**TASK STATEMENT**
Reproduce the stretch of the dry tropical forest passage from "As though consciously" through "light green color.", changing "light green" to "silvery gray".

**DOCUMENT TEXT**
----

Learning about dry tropical forest species from Marcelo is a high-energy event that fixes attention like a circling bee. His
excitement and narrative power (even at my infantile level of Spanish) is completely consuming. Perspiration ran down his cheeks
while he sank into a squat before grasses ("Paja brava, Pea-tear!, Paja BRAVA! ...Mira, paja MACHO, PAJA MACHO!!"),
jumping up to pull down leaves from tree branches and holding them with fixed eyes an inch from my nose
("Pea-tear, mira. NEEM! No nativa. No INDIGENA, NO NATIVA!!"), or elegantly gesturing to a guayacan tree like a doorman ... a bull
fighter ... a samba dancer. We marveled together at a seiba tree that had the appearance of an African
baobab with bare branches
whose elbows are permanently bent and a tall, bulging trunk that thickens into a pot-belly at the bottom.
As though consciously representing this totem species of the dry tropical forest,
it stood prominent and alone above the edge of the slide, all of the brightly lit bark glowing with a light green color.

----

**DATASET EXCERPTS**
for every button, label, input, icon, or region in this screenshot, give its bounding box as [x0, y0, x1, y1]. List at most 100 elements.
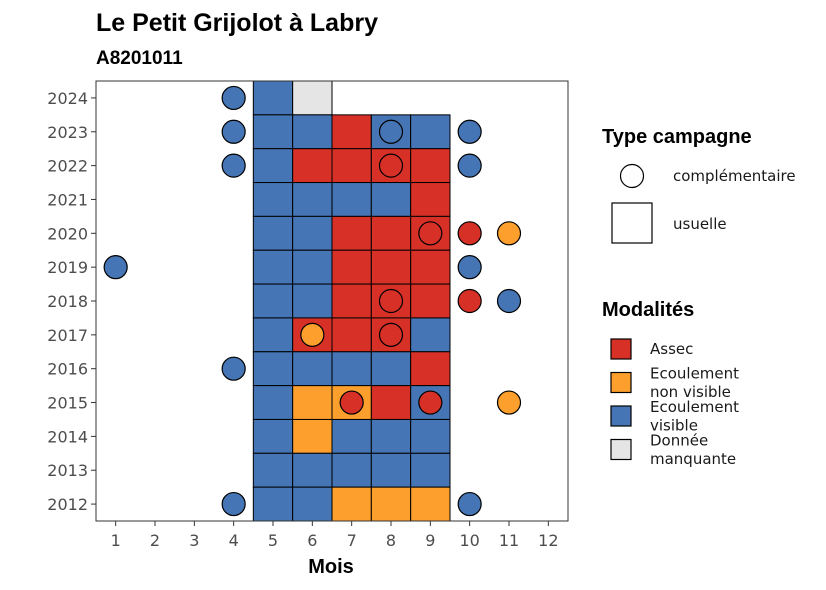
tile-usuelle-2019-6 — [292, 249, 333, 285]
legend-key-donnee-manquante — [610, 438, 632, 461]
tile-usuelle-2021-5 — [252, 182, 294, 217]
chart-title: Le Petit Grijolot à Labry — [96, 9, 378, 37]
point-complementaire-2023-10 — [457, 119, 482, 144]
legend-key-assec — [610, 338, 632, 360]
y-tick-label-2012: 2012 — [47, 495, 88, 514]
point-complementaire-2017-8 — [378, 322, 404, 347]
tile-usuelle-2022-7 — [331, 148, 372, 184]
legend-type-campagne: Type campagne complémentaire usuelle — [602, 126, 796, 244]
legend-label-ecoulement-non-visible-line2: non visible — [650, 383, 731, 401]
tile-usuelle-2022-9 — [410, 148, 451, 184]
tile-usuelle-2021-6 — [292, 182, 333, 217]
point-complementaire-2023-8 — [378, 119, 404, 144]
x-tick-label-2: 2 — [150, 531, 160, 550]
x-tick-label-1: 1 — [111, 531, 121, 550]
legend-label-ecoulement-visible-line1: Ecoulement — [650, 398, 739, 416]
legend-type-title: Type campagne — [602, 126, 752, 148]
legend-key-usuelle — [611, 202, 653, 244]
y-tick-label-2023: 2023 — [47, 123, 88, 142]
point-complementaire-2022-10 — [457, 153, 482, 178]
y-tick-label-2021: 2021 — [47, 190, 88, 209]
plot-area — [103, 80, 522, 522]
legend-label-donnee-manquante-line2: manquante — [650, 450, 736, 468]
tile-usuelle-2020-6 — [292, 215, 333, 251]
tile-usuelle-2019-9 — [410, 249, 451, 285]
tile-usuelle-2024-6 — [292, 80, 333, 116]
y-tick-label-2013: 2013 — [47, 461, 88, 480]
point-complementaire-2019-10 — [457, 255, 482, 280]
tile-usuelle-2012-7 — [331, 486, 372, 522]
point-complementaire-2022-4 — [221, 153, 246, 178]
tile-usuelle-2022-6 — [292, 148, 333, 184]
x-axis: 1 2 3 4 5 6 7 8 9 10 11 12 — [111, 521, 559, 550]
tile-usuelle-2023-6 — [292, 114, 333, 150]
point-complementaire-2024-4 — [221, 85, 246, 111]
tile-usuelle-2019-8 — [370, 249, 412, 285]
x-tick-label-4: 4 — [229, 531, 239, 550]
legend-modalites-title: Modalités — [602, 299, 694, 321]
point-complementaire-2020-9 — [418, 221, 443, 246]
tile-usuelle-2012-6 — [292, 486, 333, 522]
tile-usuelle-2012-9 — [410, 486, 451, 522]
tile-usuelle-2017-5 — [252, 317, 294, 353]
tile-usuelle-2014-5 — [252, 418, 294, 454]
x-tick-label-10: 10 — [459, 531, 479, 550]
point-complementaire-2015-7 — [339, 390, 364, 415]
x-tick-label-6: 6 — [307, 531, 317, 550]
tile-usuelle-2016-8 — [370, 351, 412, 387]
tile-usuelle-2018-5 — [252, 283, 294, 319]
point-complementaire-2018-11 — [496, 288, 522, 314]
y-tick-label-2024: 2024 — [47, 89, 88, 108]
tile-usuelle-2015-6 — [292, 385, 333, 420]
y-tick-label-2015: 2015 — [47, 394, 88, 413]
legend-key-ecoulement-non-visible — [610, 371, 632, 394]
tile-usuelle-2015-5 — [252, 385, 294, 420]
tile-usuelle-2024-5 — [252, 80, 294, 116]
tile-usuelle-2018-9 — [410, 283, 451, 319]
point-complementaire-2020-10 — [457, 221, 482, 246]
tile-usuelle-2016-9 — [410, 351, 451, 387]
x-tick-label-9: 9 — [425, 531, 435, 550]
tile-usuelle-2017-9 — [410, 317, 451, 353]
tile-usuelle-2016-6 — [292, 351, 333, 387]
tile-usuelle-2013-9 — [410, 452, 451, 488]
tile-usuelle-2016-7 — [331, 351, 372, 387]
tile-usuelle-2023-7 — [331, 114, 372, 150]
tile-usuelle-2014-8 — [370, 418, 412, 454]
y-tick-label-2018: 2018 — [47, 292, 88, 311]
x-tick-label-7: 7 — [347, 531, 357, 550]
point-complementaire-2022-8 — [378, 153, 404, 178]
y-tick-label-2019: 2019 — [47, 258, 88, 277]
x-tick-label-3: 3 — [189, 531, 199, 550]
x-tick-label-12: 12 — [538, 531, 558, 550]
point-complementaire-2012-10 — [457, 491, 482, 517]
legend-label-donnee-manquante-line1: Donnée — [650, 431, 708, 449]
point-complementaire-2015-11 — [496, 390, 522, 415]
chart-subtitle: A8201011 — [96, 48, 183, 69]
tile-usuelle-2020-7 — [331, 215, 372, 251]
legend-key-ecoulement-visible — [610, 405, 632, 427]
tile-usuelle-2013-8 — [370, 452, 412, 488]
x-tick-label-8: 8 — [386, 531, 396, 550]
y-tick-label-2020: 2020 — [47, 224, 88, 243]
tile-usuelle-2016-5 — [252, 351, 294, 387]
legend-key-complementaire — [619, 163, 645, 189]
y-tick-label-2014: 2014 — [47, 427, 88, 446]
point-complementaire-2019-1 — [103, 255, 128, 280]
y-tick-label-2022: 2022 — [47, 157, 88, 176]
tile-usuelle-2021-9 — [410, 182, 451, 217]
point-complementaire-2020-11 — [496, 221, 522, 246]
point-complementaire-2012-4 — [221, 491, 246, 517]
legend-label-ecoulement-visible-line2: visible — [650, 416, 698, 434]
tile-usuelle-2023-9 — [410, 114, 451, 150]
legend-label-ecoulement-non-visible-line1: Ecoulement — [650, 364, 739, 382]
x-tick-label-11: 11 — [499, 531, 519, 550]
tile-usuelle-2013-5 — [252, 452, 294, 488]
y-tick-label-2017: 2017 — [47, 326, 88, 345]
x-axis-title: Mois — [308, 556, 354, 578]
tile-usuelle-2013-6 — [292, 452, 333, 488]
point-complementaire-2018-10 — [457, 288, 482, 314]
point-complementaire-2016-4 — [221, 356, 246, 381]
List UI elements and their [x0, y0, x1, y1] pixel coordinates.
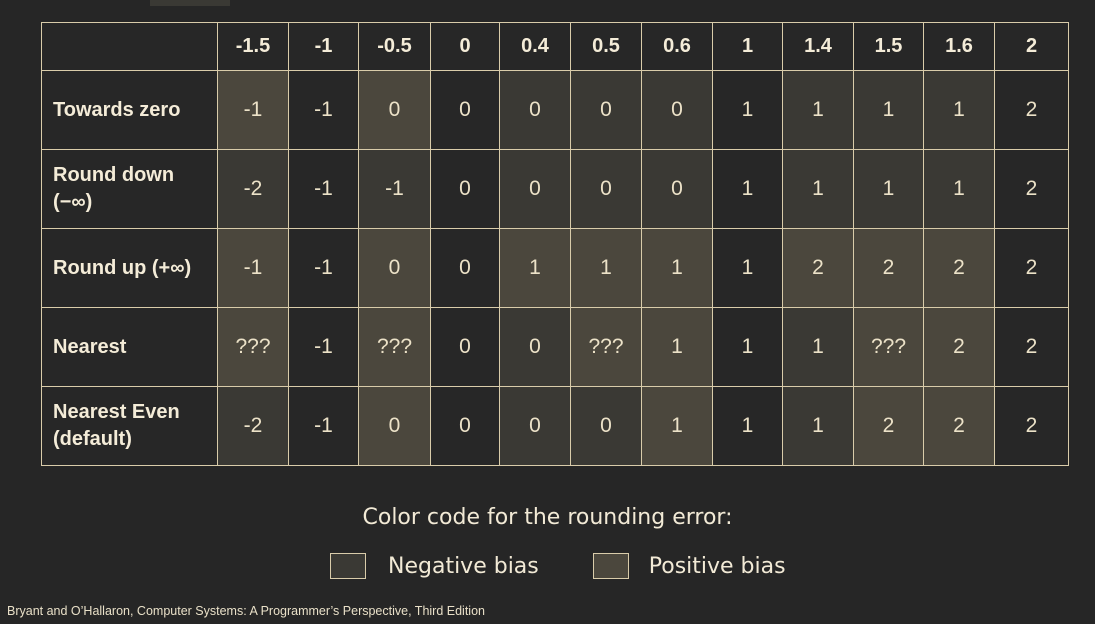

----

**TASK SOLUTION**
As though consciously representing this totem species of the dry tropical forest,
it stood prominent and alone above the edge of the slide, all of the brightly lit bark glowing with a silvery gray color.